# WHAT YOU SHOULD DO:
Below are entries; tally how many lines hold the string "chevron" and answer with only that figure.

Records from a collection:
***
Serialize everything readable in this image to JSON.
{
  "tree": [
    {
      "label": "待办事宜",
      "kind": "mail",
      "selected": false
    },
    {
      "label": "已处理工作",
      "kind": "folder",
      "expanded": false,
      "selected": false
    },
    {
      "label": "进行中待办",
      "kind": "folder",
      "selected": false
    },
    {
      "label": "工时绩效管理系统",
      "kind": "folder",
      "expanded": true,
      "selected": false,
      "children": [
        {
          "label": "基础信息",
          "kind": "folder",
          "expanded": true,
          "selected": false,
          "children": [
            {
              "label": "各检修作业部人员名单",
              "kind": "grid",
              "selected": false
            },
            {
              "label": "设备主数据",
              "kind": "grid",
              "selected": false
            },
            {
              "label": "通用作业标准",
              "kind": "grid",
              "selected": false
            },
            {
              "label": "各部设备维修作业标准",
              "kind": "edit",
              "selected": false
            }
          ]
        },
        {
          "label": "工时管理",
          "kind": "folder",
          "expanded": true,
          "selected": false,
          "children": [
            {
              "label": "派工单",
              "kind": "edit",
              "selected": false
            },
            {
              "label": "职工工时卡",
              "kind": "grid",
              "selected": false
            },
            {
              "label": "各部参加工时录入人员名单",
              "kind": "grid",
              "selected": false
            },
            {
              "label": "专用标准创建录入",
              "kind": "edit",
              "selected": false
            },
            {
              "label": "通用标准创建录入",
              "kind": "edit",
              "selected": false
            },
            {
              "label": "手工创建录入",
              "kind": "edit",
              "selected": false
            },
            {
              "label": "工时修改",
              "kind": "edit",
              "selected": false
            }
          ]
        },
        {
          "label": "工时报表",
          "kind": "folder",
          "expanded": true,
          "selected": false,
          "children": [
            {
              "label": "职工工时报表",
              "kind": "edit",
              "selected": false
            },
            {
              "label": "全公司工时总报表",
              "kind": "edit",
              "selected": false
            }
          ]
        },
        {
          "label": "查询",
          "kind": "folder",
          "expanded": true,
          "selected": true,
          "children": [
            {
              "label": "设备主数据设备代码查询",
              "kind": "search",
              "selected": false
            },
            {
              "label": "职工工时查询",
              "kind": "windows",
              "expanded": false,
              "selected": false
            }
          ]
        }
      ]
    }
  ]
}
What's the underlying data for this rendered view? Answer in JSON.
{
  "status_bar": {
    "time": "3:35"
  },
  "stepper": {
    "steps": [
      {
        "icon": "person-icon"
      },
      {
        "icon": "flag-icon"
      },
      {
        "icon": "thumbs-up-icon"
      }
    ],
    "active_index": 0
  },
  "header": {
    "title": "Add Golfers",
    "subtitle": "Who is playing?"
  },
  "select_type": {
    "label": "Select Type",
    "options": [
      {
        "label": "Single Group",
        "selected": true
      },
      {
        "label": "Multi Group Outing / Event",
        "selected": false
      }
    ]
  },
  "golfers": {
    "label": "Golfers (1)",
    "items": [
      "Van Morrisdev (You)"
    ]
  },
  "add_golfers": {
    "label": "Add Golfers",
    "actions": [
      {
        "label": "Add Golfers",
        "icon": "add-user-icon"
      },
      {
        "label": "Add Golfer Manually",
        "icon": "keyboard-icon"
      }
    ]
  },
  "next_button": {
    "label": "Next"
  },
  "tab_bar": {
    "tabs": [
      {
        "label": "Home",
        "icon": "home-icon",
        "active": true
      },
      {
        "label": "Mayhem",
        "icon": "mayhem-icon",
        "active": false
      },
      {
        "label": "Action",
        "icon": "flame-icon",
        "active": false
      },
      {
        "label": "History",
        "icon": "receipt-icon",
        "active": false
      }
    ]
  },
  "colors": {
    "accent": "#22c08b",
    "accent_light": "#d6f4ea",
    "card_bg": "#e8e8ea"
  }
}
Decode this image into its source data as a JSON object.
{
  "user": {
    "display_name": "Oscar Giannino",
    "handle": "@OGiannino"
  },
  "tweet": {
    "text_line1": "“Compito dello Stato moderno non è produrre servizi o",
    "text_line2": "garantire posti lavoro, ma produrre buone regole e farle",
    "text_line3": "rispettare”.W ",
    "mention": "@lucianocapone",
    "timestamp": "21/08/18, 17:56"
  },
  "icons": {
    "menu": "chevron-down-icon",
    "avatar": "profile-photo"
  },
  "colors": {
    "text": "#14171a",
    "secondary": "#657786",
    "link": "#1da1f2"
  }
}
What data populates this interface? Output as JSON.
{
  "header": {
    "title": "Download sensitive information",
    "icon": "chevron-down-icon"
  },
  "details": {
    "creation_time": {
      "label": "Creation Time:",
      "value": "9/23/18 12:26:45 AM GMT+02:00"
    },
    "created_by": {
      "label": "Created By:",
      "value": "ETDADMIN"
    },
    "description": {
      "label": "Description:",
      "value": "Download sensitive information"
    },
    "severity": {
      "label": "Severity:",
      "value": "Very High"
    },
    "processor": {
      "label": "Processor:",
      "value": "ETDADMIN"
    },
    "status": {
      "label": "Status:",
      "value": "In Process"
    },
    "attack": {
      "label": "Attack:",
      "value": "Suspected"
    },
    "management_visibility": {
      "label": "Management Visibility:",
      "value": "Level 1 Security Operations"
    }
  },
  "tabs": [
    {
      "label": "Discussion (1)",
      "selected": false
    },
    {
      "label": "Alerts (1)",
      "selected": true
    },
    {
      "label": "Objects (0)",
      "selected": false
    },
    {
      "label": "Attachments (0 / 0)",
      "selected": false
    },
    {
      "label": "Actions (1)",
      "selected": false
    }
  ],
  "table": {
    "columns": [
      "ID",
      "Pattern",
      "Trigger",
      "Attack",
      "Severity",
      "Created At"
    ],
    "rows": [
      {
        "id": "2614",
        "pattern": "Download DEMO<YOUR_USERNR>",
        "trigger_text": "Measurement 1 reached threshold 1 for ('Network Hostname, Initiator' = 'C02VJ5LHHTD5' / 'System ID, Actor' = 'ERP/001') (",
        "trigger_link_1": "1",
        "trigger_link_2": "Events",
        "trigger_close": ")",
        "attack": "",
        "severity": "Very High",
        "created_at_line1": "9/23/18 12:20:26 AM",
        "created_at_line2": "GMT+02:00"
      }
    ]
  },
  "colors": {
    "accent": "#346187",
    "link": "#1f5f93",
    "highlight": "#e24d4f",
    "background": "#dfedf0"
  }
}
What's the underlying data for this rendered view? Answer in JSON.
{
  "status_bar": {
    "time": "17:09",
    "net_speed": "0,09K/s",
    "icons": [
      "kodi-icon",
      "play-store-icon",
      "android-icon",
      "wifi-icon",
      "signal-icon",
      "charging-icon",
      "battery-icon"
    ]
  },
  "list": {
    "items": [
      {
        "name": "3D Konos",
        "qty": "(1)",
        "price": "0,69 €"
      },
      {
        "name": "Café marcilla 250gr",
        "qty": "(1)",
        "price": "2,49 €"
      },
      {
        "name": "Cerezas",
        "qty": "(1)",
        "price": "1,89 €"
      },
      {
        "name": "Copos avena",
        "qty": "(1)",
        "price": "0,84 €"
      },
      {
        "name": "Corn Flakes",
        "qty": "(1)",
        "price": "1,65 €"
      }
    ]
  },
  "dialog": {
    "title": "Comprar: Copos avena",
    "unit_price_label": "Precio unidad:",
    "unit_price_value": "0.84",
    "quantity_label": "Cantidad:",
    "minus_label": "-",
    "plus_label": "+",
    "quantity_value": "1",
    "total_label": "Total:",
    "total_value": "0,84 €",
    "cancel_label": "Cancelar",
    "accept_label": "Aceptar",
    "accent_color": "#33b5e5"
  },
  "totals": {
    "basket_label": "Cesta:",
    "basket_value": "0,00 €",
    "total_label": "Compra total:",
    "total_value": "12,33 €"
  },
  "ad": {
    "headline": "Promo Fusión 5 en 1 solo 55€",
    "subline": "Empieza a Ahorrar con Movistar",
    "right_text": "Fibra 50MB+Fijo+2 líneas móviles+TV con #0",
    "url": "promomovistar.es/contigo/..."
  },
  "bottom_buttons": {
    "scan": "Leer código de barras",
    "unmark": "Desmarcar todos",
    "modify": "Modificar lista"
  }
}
***
# TASK ANSWER:
2